━━━ Given records
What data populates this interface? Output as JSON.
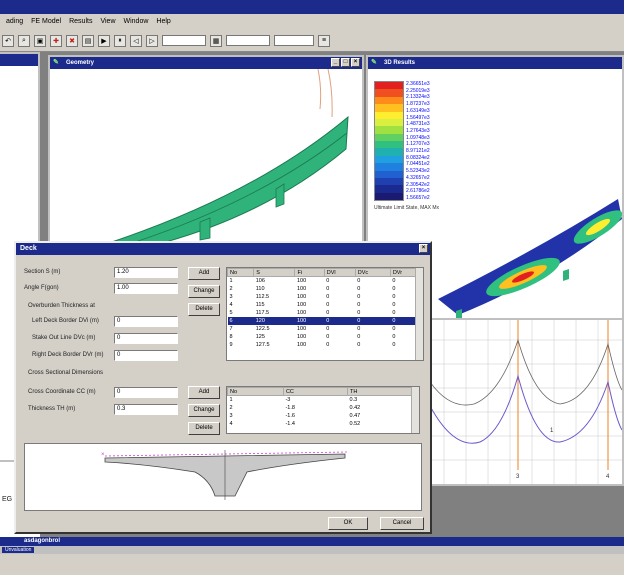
{
  "menubar": {
    "items": [
      "ading",
      "FE Model",
      "Results",
      "View",
      "Window",
      "Help"
    ]
  },
  "windows": {
    "geometry": {
      "title": "Geometry"
    },
    "results3d": {
      "title": "3D Results",
      "caption": "Ultimate Limit State, MAX Mx"
    },
    "chart": {
      "labels": [
        "1",
        "3",
        "4"
      ]
    },
    "left_label": "EG"
  },
  "legend": {
    "colors": [
      "#e32020",
      "#f05020",
      "#ff8c1a",
      "#ffc020",
      "#ffee30",
      "#d9f040",
      "#a0e040",
      "#60d060",
      "#30c080",
      "#20b0b0",
      "#20a0e0",
      "#2080e0",
      "#2060d0",
      "#2040b0",
      "#1a2a90",
      "#1a1a70"
    ],
    "labels": [
      "2.36651e3",
      "2.25019e3",
      "2.13324e3",
      "1.87237e3",
      "1.63149e3",
      "1.56497e3",
      "1.48731e3",
      "1.27643e3",
      "1.09748e3",
      "1.12707e3",
      "8.97121e2",
      "8.08324e2",
      "7.04451e2",
      "5.52343e2",
      "4.32657e2",
      "2.30542e2",
      "2.61786e2",
      "1.56657e2"
    ]
  },
  "dialog": {
    "title": "Deck",
    "section_label": "Section S (m)",
    "section_value": "1.20",
    "angle_label": "Angle F(gon)",
    "angle_value": "1.00",
    "overburden_heading": "Overburden Thickness at",
    "left_label": "Left Deck Border DVi (m)",
    "left_value": "0",
    "stake_label": "Stake Out Line DVc (m)",
    "stake_value": "0",
    "right_label": "Right Deck Border DVr (m)",
    "right_value": "0",
    "cross_heading": "Cross Sectional Dimensions",
    "cc_label": "Cross Coordinate CC (m)",
    "cc_value": "0",
    "th_label": "Thickness TH (m)",
    "th_value": "0.3",
    "add_label": "Add",
    "change_label": "Change",
    "delete_label": "Delete",
    "ok_label": "OK",
    "cancel_label": "Cancel",
    "grid1": {
      "headers": [
        "No",
        "S",
        "Fi",
        "DVl",
        "DVc",
        "DVr"
      ],
      "rows": [
        [
          "1",
          "106",
          "100",
          "0",
          "0",
          "0"
        ],
        [
          "2",
          "110",
          "100",
          "0",
          "0",
          "0"
        ],
        [
          "3",
          "112.5",
          "100",
          "0",
          "0",
          "0"
        ],
        [
          "4",
          "115",
          "100",
          "0",
          "0",
          "0"
        ],
        [
          "5",
          "117.5",
          "100",
          "0",
          "0",
          "0"
        ],
        [
          "6",
          "120",
          "100",
          "0",
          "0",
          "0"
        ],
        [
          "7",
          "122.5",
          "100",
          "0",
          "0",
          "0"
        ],
        [
          "8",
          "125",
          "100",
          "0",
          "0",
          "0"
        ],
        [
          "9",
          "127.5",
          "100",
          "0",
          "0",
          "0"
        ]
      ]
    },
    "grid2": {
      "headers": [
        "No",
        "CC",
        "TH"
      ],
      "rows": [
        [
          "1",
          "-3",
          "0.3"
        ],
        [
          "2",
          "-1.8",
          "0.42"
        ],
        [
          "3",
          "-1.6",
          "0.47"
        ],
        [
          "4",
          "-1.4",
          "0.52"
        ]
      ]
    }
  },
  "status": {
    "line1": "asdagonbrol",
    "line2": "Unvaluation"
  }
}
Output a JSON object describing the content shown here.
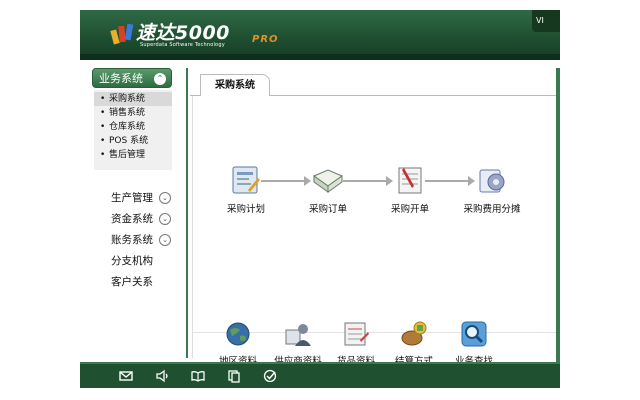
{
  "header": {
    "brand_title": "速达5000",
    "brand_pro": "PRO",
    "brand_subtitle": "Superdata Software Technology",
    "right_badge": "VI"
  },
  "sidebar": {
    "group_label": "业务系统",
    "sub_items": [
      {
        "label": "采购系统",
        "selected": true
      },
      {
        "label": "销售系统",
        "selected": false
      },
      {
        "label": "仓库系统",
        "selected": false
      },
      {
        "label": "POS 系统",
        "selected": false
      },
      {
        "label": "售后管理",
        "selected": false
      }
    ],
    "items": [
      {
        "label": "生产管理",
        "has_chevron": true
      },
      {
        "label": "资金系统",
        "has_chevron": true
      },
      {
        "label": "账务系统",
        "has_chevron": true
      },
      {
        "label": "分支机构",
        "has_chevron": false
      },
      {
        "label": "客户关系",
        "has_chevron": false
      }
    ]
  },
  "main": {
    "tab_label": "采购系统",
    "flow": [
      {
        "label": "采购计划",
        "icon": "purchase-plan-icon"
      },
      {
        "label": "采购订单",
        "icon": "purchase-order-icon"
      },
      {
        "label": "采购开单",
        "icon": "purchase-invoice-icon"
      },
      {
        "label": "采购费用分摊",
        "icon": "expense-allocation-icon"
      }
    ],
    "quick_links": [
      {
        "label": "地区资料",
        "icon": "globe-icon"
      },
      {
        "label": "供应商资料",
        "icon": "supplier-icon"
      },
      {
        "label": "货品资料",
        "icon": "goods-icon"
      },
      {
        "label": "结算方式",
        "icon": "settlement-icon"
      },
      {
        "label": "业务查找",
        "icon": "search-icon"
      }
    ]
  },
  "footer": {
    "icons": [
      "mail-icon",
      "speaker-icon",
      "book-icon",
      "copy-icon",
      "check-icon"
    ]
  },
  "colors": {
    "brand_green": "#1f4f31",
    "accent_orange": "#e0902a"
  }
}
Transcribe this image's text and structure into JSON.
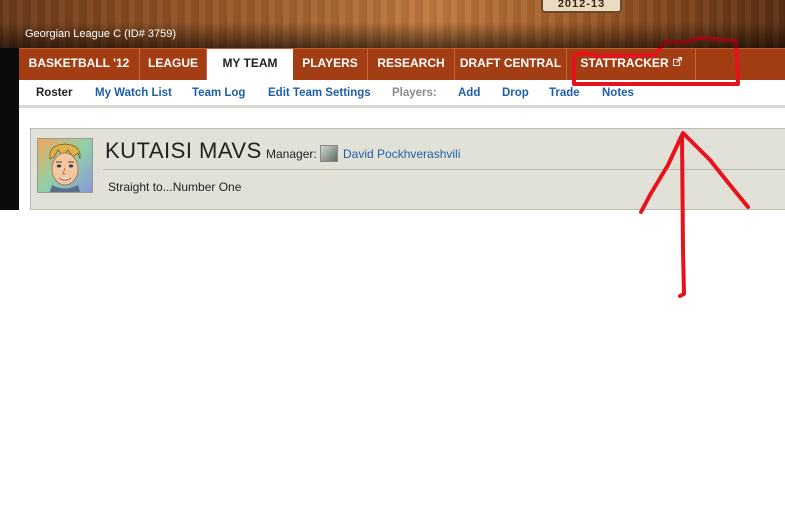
{
  "banner": {
    "season": "2012-13",
    "league": "Georgian League C (ID# 3759)"
  },
  "nav": {
    "tabs": [
      {
        "label": "BASKETBALL '12"
      },
      {
        "label": "LEAGUE"
      },
      {
        "label": "MY TEAM",
        "active": true
      },
      {
        "label": "PLAYERS"
      },
      {
        "label": "RESEARCH"
      },
      {
        "label": "DRAFT CENTRAL"
      },
      {
        "label": "STATTRACKER",
        "icon": "external-link-icon"
      }
    ]
  },
  "subnav": {
    "roster": "Roster",
    "watch_list": "My Watch List",
    "team_log": "Team Log",
    "edit_settings": "Edit Team Settings",
    "players_label": "Players:",
    "add": "Add",
    "drop": "Drop",
    "trade": "Trade",
    "notes": "Notes"
  },
  "team": {
    "name": "KUTAISI MAVS",
    "manager_label": "Manager:",
    "manager_name": "David Pockhverashvili",
    "tagline": "Straight to...Number One"
  },
  "colors": {
    "nav_bg": "#a23d14",
    "link": "#1f5fa8",
    "annotation": "#e8121c",
    "panel_bg": "#e2e1d7"
  }
}
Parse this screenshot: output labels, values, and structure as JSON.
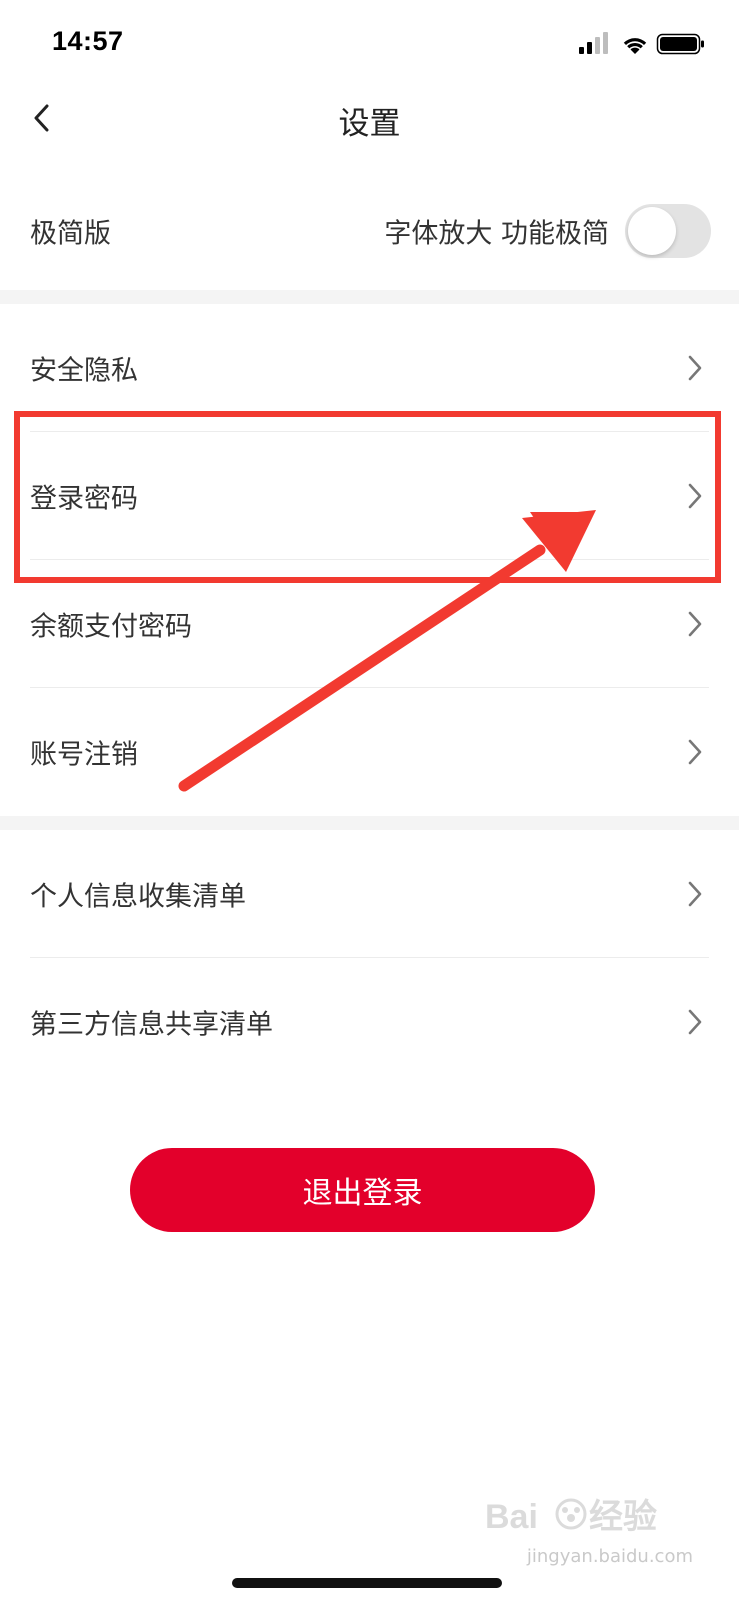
{
  "status_bar": {
    "time": "14:57",
    "icons": [
      "signal-icon",
      "wifi-icon",
      "battery-icon"
    ]
  },
  "nav": {
    "title": "设置",
    "back_icon": "chevron-left-icon"
  },
  "simple_mode": {
    "label": "极简版",
    "hint": "字体放大 功能极简",
    "toggle_on": false
  },
  "section1": {
    "items": [
      {
        "label": "安全隐私"
      },
      {
        "label": "登录密码"
      },
      {
        "label": "余额支付密码"
      },
      {
        "label": "账号注销"
      }
    ]
  },
  "section2": {
    "items": [
      {
        "label": "个人信息收集清单"
      },
      {
        "label": "第三方信息共享清单"
      }
    ]
  },
  "logout": {
    "label": "退出登录"
  },
  "watermark": {
    "brand": "Baidu经验",
    "url": "jingyan.baidu.com"
  },
  "colors": {
    "accent": "#e3002b",
    "annotation": "#f23a30",
    "section_gap": "#f4f4f4"
  }
}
━━━━━━
What you need to do -
The pictures should not appear in the copy; every other part of the records above must be returned exactly.

Response for this exercise -
What data populates this interface? Output as JSON.
{
  "menubar": {
    "items": [
      "ading",
      "FE Model",
      "Results",
      "View",
      "Window",
      "Help"
    ]
  },
  "windows": {
    "geometry": {
      "title": "Geometry"
    },
    "results3d": {
      "title": "3D Results",
      "caption": "Ultimate Limit State, MAX Mx"
    },
    "chart": {
      "labels": [
        "1",
        "3",
        "4"
      ]
    },
    "left_label": "EG"
  },
  "legend": {
    "colors": [
      "#e32020",
      "#f05020",
      "#ff8c1a",
      "#ffc020",
      "#ffee30",
      "#d9f040",
      "#a0e040",
      "#60d060",
      "#30c080",
      "#20b0b0",
      "#20a0e0",
      "#2080e0",
      "#2060d0",
      "#2040b0",
      "#1a2a90",
      "#1a1a70"
    ],
    "labels": [
      "2.36651e3",
      "2.25019e3",
      "2.13324e3",
      "1.87237e3",
      "1.63149e3",
      "1.56497e3",
      "1.48731e3",
      "1.27643e3",
      "1.09748e3",
      "1.12707e3",
      "8.97121e2",
      "8.08324e2",
      "7.04451e2",
      "5.52343e2",
      "4.32657e2",
      "2.30542e2",
      "2.61786e2",
      "1.56657e2"
    ]
  },
  "dialog": {
    "title": "Deck",
    "section_label": "Section S (m)",
    "section_value": "1.20",
    "angle_label": "Angle F(gon)",
    "angle_value": "1.00",
    "overburden_heading": "Overburden Thickness at",
    "left_label": "Left Deck Border DVi (m)",
    "left_value": "0",
    "stake_label": "Stake Out Line DVc (m)",
    "stake_value": "0",
    "right_label": "Right Deck Border DVr (m)",
    "right_value": "0",
    "cross_heading": "Cross Sectional Dimensions",
    "cc_label": "Cross Coordinate CC (m)",
    "cc_value": "0",
    "th_label": "Thickness TH (m)",
    "th_value": "0.3",
    "add_label": "Add",
    "change_label": "Change",
    "delete_label": "Delete",
    "ok_label": "OK",
    "cancel_label": "Cancel",
    "grid1": {
      "headers": [
        "No",
        "S",
        "Fi",
        "DVl",
        "DVc",
        "DVr"
      ],
      "rows": [
        [
          "1",
          "106",
          "100",
          "0",
          "0",
          "0"
        ],
        [
          "2",
          "110",
          "100",
          "0",
          "0",
          "0"
        ],
        [
          "3",
          "112.5",
          "100",
          "0",
          "0",
          "0"
        ],
        [
          "4",
          "115",
          "100",
          "0",
          "0",
          "0"
        ],
        [
          "5",
          "117.5",
          "100",
          "0",
          "0",
          "0"
        ],
        [
          "6",
          "120",
          "100",
          "0",
          "0",
          "0"
        ],
        [
          "7",
          "122.5",
          "100",
          "0",
          "0",
          "0"
        ],
        [
          "8",
          "125",
          "100",
          "0",
          "0",
          "0"
        ],
        [
          "9",
          "127.5",
          "100",
          "0",
          "0",
          "0"
        ]
      ]
    },
    "grid2": {
      "headers": [
        "No",
        "CC",
        "TH"
      ],
      "rows": [
        [
          "1",
          "-3",
          "0.3"
        ],
        [
          "2",
          "-1.8",
          "0.42"
        ],
        [
          "3",
          "-1.6",
          "0.47"
        ],
        [
          "4",
          "-1.4",
          "0.52"
        ]
      ]
    }
  },
  "status": {
    "line1": "asdagonbrol",
    "line2": "Unvaluation"
  }
}
Output a JSON object describing the content shown here.
{
  "header": {
    "brand_title": "速达5000",
    "brand_pro": "PRO",
    "brand_subtitle": "Superdata Software Technology",
    "right_badge": "VI"
  },
  "sidebar": {
    "group_label": "业务系统",
    "sub_items": [
      {
        "label": "采购系统",
        "selected": true
      },
      {
        "label": "销售系统",
        "selected": false
      },
      {
        "label": "仓库系统",
        "selected": false
      },
      {
        "label": "POS 系统",
        "selected": false
      },
      {
        "label": "售后管理",
        "selected": false
      }
    ],
    "items": [
      {
        "label": "生产管理",
        "has_chevron": true
      },
      {
        "label": "资金系统",
        "has_chevron": true
      },
      {
        "label": "账务系统",
        "has_chevron": true
      },
      {
        "label": "分支机构",
        "has_chevron": false
      },
      {
        "label": "客户关系",
        "has_chevron": false
      }
    ]
  },
  "main": {
    "tab_label": "采购系统",
    "flow": [
      {
        "label": "采购计划",
        "icon": "purchase-plan-icon"
      },
      {
        "label": "采购订单",
        "icon": "purchase-order-icon"
      },
      {
        "label": "采购开单",
        "icon": "purchase-invoice-icon"
      },
      {
        "label": "采购费用分摊",
        "icon": "expense-allocation-icon"
      }
    ],
    "quick_links": [
      {
        "label": "地区资料",
        "icon": "globe-icon"
      },
      {
        "label": "供应商资料",
        "icon": "supplier-icon"
      },
      {
        "label": "货品资料",
        "icon": "goods-icon"
      },
      {
        "label": "结算方式",
        "icon": "settlement-icon"
      },
      {
        "label": "业务查找",
        "icon": "search-icon"
      }
    ]
  },
  "footer": {
    "icons": [
      "mail-icon",
      "speaker-icon",
      "book-icon",
      "copy-icon",
      "check-icon"
    ]
  },
  "colors": {
    "brand_green": "#1f4f31",
    "accent_orange": "#e0902a"
  }
}
Transcribe this image's text and structure into JSON.
{
  "banner": {
    "season": "2012-13",
    "league": "Georgian League C (ID# 3759)"
  },
  "nav": {
    "tabs": [
      {
        "label": "BASKETBALL '12"
      },
      {
        "label": "LEAGUE"
      },
      {
        "label": "MY TEAM",
        "active": true
      },
      {
        "label": "PLAYERS"
      },
      {
        "label": "RESEARCH"
      },
      {
        "label": "DRAFT CENTRAL"
      },
      {
        "label": "STATTRACKER",
        "icon": "external-link-icon"
      }
    ]
  },
  "subnav": {
    "roster": "Roster",
    "watch_list": "My Watch List",
    "team_log": "Team Log",
    "edit_settings": "Edit Team Settings",
    "players_label": "Players:",
    "add": "Add",
    "drop": "Drop",
    "trade": "Trade",
    "notes": "Notes"
  },
  "team": {
    "name": "KUTAISI MAVS",
    "manager_label": "Manager:",
    "manager_name": "David Pockhverashvili",
    "tagline": "Straight to...Number One"
  },
  "colors": {
    "nav_bg": "#a23d14",
    "link": "#1f5fa8",
    "annotation": "#e8121c",
    "panel_bg": "#e2e1d7"
  }
}
Parse this screenshot: output labels, values, and structure as JSON.
{
  "status_bar": {
    "time": "14:57",
    "icons": [
      "signal-icon",
      "wifi-icon",
      "battery-icon"
    ]
  },
  "nav": {
    "title": "设置",
    "back_icon": "chevron-left-icon"
  },
  "simple_mode": {
    "label": "极简版",
    "hint": "字体放大 功能极简",
    "toggle_on": false
  },
  "section1": {
    "items": [
      {
        "label": "安全隐私"
      },
      {
        "label": "登录密码"
      },
      {
        "label": "余额支付密码"
      },
      {
        "label": "账号注销"
      }
    ]
  },
  "section2": {
    "items": [
      {
        "label": "个人信息收集清单"
      },
      {
        "label": "第三方信息共享清单"
      }
    ]
  },
  "logout": {
    "label": "退出登录"
  },
  "watermark": {
    "brand": "Baidu经验",
    "url": "jingyan.baidu.com"
  },
  "colors": {
    "accent": "#e3002b",
    "annotation": "#f23a30",
    "section_gap": "#f4f4f4"
  }
}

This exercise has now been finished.